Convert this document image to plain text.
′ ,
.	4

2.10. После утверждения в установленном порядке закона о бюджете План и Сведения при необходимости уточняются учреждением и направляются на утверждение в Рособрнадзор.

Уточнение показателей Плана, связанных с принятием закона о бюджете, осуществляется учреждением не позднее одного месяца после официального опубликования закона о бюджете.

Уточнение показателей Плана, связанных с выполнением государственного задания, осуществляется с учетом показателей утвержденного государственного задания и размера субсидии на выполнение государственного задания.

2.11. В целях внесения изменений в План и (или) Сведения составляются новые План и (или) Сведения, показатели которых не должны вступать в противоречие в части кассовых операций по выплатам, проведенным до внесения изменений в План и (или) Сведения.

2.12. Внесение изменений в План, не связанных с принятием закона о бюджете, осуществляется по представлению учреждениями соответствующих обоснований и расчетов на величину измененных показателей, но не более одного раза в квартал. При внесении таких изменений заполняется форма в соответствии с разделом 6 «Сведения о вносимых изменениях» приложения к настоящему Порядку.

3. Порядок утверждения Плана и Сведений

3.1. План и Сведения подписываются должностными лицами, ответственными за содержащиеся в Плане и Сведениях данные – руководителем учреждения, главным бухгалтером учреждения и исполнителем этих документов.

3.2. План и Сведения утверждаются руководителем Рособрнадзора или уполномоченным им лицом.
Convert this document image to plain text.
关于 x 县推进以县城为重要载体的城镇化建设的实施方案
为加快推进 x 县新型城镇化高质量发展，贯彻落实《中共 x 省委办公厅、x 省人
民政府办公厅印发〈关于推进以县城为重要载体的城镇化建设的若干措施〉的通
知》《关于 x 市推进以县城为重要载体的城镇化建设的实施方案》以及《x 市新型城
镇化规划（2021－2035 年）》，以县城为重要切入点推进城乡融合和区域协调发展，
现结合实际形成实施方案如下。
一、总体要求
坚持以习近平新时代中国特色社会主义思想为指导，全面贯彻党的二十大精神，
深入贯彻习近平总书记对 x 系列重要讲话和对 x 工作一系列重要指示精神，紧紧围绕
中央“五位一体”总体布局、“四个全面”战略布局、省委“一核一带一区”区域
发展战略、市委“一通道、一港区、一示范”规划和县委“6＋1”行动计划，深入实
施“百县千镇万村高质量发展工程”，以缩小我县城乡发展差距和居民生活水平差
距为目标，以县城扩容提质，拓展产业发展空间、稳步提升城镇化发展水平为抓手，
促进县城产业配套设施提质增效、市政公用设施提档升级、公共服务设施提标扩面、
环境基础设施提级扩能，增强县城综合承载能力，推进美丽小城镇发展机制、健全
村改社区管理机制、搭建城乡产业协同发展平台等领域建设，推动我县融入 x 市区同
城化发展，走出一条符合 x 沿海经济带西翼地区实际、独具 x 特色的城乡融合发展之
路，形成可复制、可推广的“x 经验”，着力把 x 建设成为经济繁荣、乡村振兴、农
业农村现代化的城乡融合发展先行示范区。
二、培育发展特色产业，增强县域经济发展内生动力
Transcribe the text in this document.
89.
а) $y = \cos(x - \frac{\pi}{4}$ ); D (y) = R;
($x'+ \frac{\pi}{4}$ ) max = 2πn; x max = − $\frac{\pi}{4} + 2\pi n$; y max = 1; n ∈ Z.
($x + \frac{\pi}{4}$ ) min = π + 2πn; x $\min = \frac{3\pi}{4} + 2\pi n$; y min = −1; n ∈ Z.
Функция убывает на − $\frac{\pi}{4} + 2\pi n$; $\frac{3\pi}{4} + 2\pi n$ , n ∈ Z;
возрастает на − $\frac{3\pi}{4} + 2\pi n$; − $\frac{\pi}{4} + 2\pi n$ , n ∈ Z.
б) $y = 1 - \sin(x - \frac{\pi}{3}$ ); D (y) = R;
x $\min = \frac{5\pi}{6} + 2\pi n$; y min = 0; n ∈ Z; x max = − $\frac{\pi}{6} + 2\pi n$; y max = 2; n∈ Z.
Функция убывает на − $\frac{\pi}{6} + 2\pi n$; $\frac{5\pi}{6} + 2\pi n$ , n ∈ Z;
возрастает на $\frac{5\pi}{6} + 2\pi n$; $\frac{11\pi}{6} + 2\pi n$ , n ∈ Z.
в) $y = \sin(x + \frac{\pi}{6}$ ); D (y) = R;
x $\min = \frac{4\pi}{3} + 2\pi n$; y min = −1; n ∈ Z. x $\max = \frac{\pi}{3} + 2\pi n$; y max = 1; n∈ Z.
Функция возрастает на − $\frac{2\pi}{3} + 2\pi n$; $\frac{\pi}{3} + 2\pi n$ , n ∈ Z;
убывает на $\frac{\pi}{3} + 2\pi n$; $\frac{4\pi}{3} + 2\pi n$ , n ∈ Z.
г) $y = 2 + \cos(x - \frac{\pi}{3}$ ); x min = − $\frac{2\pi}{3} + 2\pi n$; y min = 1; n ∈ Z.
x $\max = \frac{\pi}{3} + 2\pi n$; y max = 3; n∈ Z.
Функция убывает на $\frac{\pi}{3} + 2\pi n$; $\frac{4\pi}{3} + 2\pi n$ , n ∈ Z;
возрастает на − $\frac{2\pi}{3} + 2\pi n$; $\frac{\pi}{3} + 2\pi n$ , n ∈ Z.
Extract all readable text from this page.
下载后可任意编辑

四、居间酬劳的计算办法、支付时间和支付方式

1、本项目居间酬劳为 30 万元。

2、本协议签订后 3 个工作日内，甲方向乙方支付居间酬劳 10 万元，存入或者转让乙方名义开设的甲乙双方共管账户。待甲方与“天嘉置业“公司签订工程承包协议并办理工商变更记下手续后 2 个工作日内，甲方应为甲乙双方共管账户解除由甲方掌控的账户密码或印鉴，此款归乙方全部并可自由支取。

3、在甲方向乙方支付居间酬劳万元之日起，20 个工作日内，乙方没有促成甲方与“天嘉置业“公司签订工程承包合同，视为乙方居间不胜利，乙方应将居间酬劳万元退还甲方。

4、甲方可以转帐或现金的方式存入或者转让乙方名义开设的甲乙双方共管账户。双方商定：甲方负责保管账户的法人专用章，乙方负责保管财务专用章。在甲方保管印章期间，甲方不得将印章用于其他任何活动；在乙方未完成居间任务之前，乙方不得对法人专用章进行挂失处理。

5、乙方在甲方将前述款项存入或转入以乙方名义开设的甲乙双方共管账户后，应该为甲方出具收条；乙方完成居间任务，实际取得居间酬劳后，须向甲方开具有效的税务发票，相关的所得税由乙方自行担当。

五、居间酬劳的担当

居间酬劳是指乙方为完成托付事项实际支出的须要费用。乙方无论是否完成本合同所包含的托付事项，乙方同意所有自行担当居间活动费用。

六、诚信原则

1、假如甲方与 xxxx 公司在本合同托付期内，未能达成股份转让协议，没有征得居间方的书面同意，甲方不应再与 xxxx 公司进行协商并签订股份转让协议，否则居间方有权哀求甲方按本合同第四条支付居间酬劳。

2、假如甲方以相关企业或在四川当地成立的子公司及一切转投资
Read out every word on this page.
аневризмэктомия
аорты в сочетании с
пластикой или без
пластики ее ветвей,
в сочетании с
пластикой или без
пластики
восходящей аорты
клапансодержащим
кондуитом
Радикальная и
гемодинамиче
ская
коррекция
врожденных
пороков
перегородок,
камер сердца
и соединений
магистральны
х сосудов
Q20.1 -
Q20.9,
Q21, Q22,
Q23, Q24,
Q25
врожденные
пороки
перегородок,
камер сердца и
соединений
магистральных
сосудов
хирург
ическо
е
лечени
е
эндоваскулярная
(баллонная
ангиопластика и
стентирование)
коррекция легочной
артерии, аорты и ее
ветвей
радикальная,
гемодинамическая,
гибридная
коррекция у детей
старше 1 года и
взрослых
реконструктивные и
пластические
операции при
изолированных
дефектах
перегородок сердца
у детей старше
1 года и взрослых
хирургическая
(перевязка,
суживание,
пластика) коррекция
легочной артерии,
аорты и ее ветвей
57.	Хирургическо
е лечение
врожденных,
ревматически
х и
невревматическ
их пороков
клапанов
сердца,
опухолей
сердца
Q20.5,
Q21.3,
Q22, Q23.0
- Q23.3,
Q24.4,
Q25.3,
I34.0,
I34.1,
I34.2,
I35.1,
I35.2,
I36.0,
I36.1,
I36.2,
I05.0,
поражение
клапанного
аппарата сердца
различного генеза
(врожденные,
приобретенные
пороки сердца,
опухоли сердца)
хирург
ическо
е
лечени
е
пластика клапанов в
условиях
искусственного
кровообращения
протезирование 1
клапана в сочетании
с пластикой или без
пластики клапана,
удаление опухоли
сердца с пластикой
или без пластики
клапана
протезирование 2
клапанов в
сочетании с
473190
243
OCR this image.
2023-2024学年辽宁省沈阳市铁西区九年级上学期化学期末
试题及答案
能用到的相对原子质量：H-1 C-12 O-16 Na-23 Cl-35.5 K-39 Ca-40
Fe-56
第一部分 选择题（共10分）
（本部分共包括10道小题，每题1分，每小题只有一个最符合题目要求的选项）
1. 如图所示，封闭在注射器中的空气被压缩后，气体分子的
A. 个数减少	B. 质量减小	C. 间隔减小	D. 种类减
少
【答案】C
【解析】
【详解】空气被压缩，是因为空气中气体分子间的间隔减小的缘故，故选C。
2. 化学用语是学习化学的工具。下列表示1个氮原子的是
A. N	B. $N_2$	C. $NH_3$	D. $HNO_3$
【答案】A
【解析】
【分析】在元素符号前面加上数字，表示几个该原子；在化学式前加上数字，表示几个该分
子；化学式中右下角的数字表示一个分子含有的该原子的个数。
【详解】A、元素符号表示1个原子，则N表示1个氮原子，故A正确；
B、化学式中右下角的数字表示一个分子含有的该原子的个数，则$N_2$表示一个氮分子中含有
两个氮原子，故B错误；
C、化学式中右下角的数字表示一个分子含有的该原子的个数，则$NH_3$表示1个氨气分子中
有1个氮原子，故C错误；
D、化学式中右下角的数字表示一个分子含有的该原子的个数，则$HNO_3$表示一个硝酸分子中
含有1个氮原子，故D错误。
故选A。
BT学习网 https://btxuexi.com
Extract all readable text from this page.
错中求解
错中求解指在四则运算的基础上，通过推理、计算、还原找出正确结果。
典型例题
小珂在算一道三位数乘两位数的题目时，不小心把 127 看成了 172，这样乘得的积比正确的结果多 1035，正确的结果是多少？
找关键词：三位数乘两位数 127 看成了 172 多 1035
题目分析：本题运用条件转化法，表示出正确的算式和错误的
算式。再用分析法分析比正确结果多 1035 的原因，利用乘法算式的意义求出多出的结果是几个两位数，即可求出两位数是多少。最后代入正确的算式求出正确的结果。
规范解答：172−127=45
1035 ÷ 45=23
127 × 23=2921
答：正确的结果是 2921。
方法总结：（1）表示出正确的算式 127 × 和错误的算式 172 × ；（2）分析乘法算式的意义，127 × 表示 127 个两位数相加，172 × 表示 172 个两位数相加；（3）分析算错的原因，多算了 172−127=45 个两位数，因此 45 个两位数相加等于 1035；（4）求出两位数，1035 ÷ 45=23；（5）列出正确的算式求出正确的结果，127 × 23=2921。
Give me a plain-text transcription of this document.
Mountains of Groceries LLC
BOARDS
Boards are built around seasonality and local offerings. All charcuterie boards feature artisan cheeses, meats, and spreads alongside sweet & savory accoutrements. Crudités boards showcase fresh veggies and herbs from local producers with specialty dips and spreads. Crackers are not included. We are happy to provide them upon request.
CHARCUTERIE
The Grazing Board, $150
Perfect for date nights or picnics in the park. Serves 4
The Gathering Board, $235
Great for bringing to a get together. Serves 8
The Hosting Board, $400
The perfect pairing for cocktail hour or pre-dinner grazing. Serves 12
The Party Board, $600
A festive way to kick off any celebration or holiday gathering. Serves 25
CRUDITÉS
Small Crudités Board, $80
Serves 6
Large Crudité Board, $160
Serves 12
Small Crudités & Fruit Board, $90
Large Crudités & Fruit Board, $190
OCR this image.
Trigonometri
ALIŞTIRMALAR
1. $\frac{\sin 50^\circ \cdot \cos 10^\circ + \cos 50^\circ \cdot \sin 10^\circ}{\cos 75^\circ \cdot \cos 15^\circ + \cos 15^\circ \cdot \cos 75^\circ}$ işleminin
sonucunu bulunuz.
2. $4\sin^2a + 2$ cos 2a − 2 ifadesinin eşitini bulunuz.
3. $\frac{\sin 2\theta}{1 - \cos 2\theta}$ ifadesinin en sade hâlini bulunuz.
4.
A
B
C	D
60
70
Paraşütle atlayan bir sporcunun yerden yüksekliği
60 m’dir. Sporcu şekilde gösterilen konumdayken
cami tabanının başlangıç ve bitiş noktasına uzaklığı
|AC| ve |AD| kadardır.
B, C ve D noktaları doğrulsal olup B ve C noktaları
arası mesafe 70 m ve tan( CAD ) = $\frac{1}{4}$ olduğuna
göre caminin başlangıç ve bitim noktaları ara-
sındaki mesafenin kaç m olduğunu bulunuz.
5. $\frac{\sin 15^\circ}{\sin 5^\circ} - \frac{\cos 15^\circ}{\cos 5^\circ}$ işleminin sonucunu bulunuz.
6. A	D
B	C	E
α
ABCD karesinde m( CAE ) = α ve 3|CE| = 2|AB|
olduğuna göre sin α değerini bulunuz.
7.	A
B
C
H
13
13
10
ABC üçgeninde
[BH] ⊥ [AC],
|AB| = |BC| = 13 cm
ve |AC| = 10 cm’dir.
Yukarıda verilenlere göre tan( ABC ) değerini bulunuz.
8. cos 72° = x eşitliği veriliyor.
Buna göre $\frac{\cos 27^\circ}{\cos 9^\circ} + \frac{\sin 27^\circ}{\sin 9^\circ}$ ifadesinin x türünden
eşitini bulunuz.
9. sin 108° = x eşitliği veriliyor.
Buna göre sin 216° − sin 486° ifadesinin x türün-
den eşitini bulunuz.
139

▬▬▬▬▬▬

> **Required work**: Read the entries and select each line where the word "легочной" is found.

> **Complete response**:
коррекция легочной
легочной артерии,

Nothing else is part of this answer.